***** Given information
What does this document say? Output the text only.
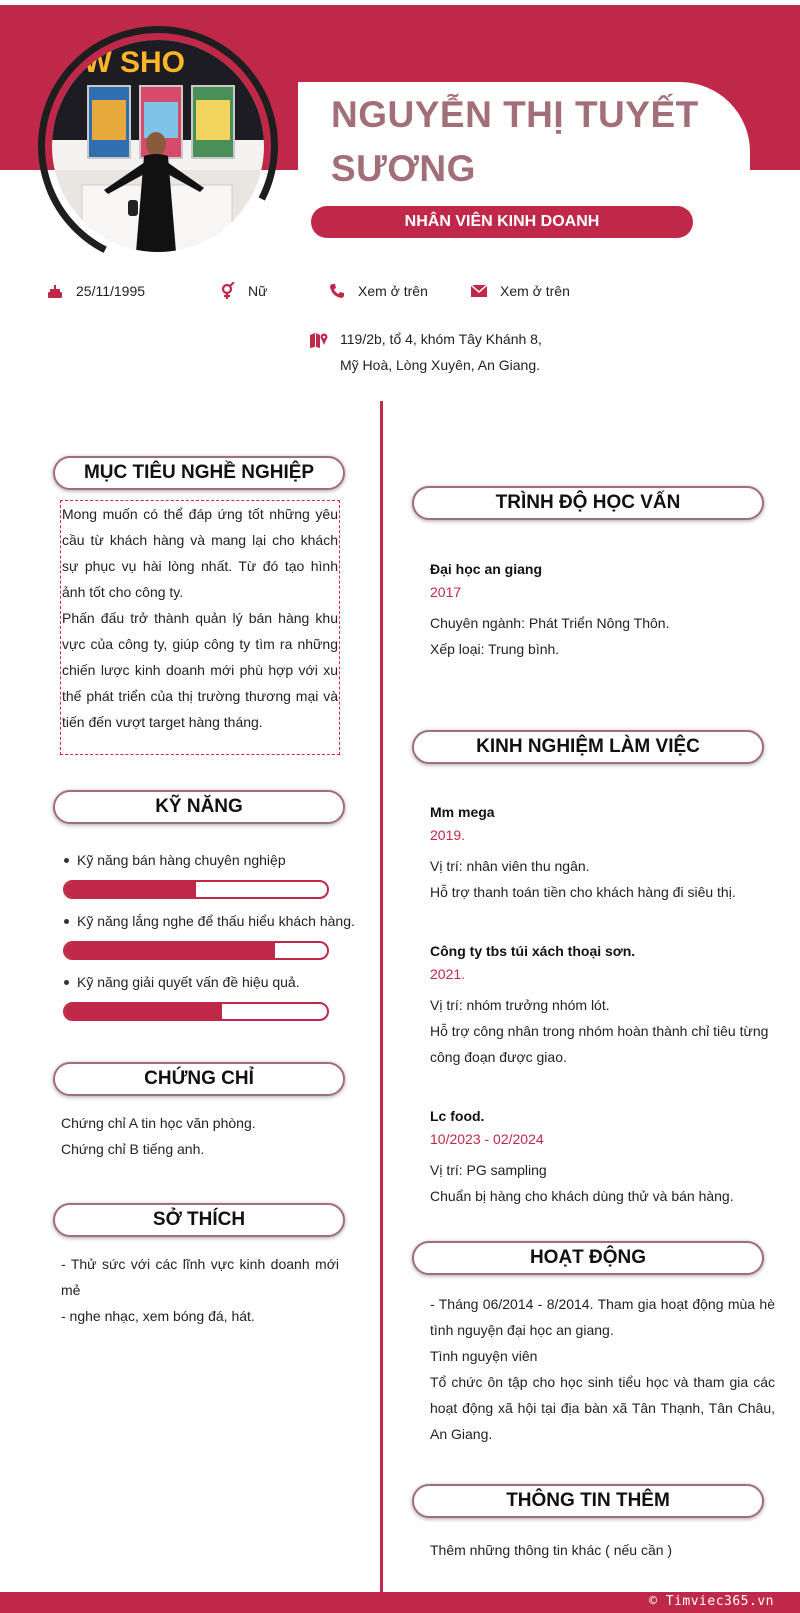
OW SHO
NGUYỄN THỊ TUYẾT SƯƠNG
NHÂN VIÊN KINH DOANH
25/11/1995	Nữ	Xem ở trên	Xem ở trên
119/2b, tổ 4, khóm Tây Khánh 8,
Mỹ Hoà, Lòng Xuyên, An Giang.
MỤC TIÊU NGHỀ NGHIỆP

Mong muốn có thể đáp ứng tốt những yêu cầu từ khách hàng và mang lại cho khách sự phục vụ hài lòng nhất. Từ đó tạo hình ảnh tốt cho công ty.

Phấn đấu trở thành quản lý bán hàng khu vực của công ty, giúp công ty tìm ra những chiến lược kinh doanh mới phù hợp với xu thế phát triển của thị trường thương mại và tiến đến vượt target hàng tháng.

KỸ NĂNG
Kỹ năng bán hàng chuyên nghiệp
Kỹ năng lắng nghe để thấu hiểu khách hàng.
Kỹ năng giải quyết vấn đề hiệu quả.
CHỨNG CHỈ
Chứng chỉ A tin học văn phòng.
Chứng chỉ B tiếng anh.
SỞ THÍCH
- Thử sức với các lĩnh vực kinh doanh mới mẻ
- nghe nhạc, xem bóng đá, hát.
TRÌNH ĐỘ HỌC VẤN
Đại học an giang
2017
Chuyên ngành: Phát Triển Nông Thôn.
Xếp loại: Trung bình.
KINH NGHIỆM LÀM VIỆC
Mm mega
2019.
Vị trí: nhân viên thu ngân.
Hỗ trợ thanh toán tiền cho khách hàng đi siêu thị.
Công ty tbs túi xách thoại sơn.
2021.
Vị trí: nhóm trưởng nhóm lót.
Hỗ trợ công nhân trong nhóm hoàn thành chỉ tiêu từng công đoạn được giao.
Lc food.
10/2023 - 02/2024
Vị trí: PG sampling
Chuẩn bị hàng cho khách dùng thử và bán hàng.
HOẠT ĐỘNG
- Tháng 06/2014 - 8/2014. Tham gia hoạt động mùa hè tình nguyện đại học an giang.
Tình nguyện viên
Tổ chức ôn tập cho học sinh tiểu học và tham gia các hoạt động xã hội tại địa bàn xã Tân Thạnh, Tân Châu, An Giang.
THÔNG TIN THÊM
Thêm những thông tin khác ( nếu cần )
© Timviec365.vn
**********
To do:
Where a line in the entries holds "nhóm", copy that line.

Exercise output:
Vị trí: nhóm trưởng nhóm lót.
Hỗ trợ công nhân trong nhóm hoàn thành chỉ tiêu từng công đoạn được giao.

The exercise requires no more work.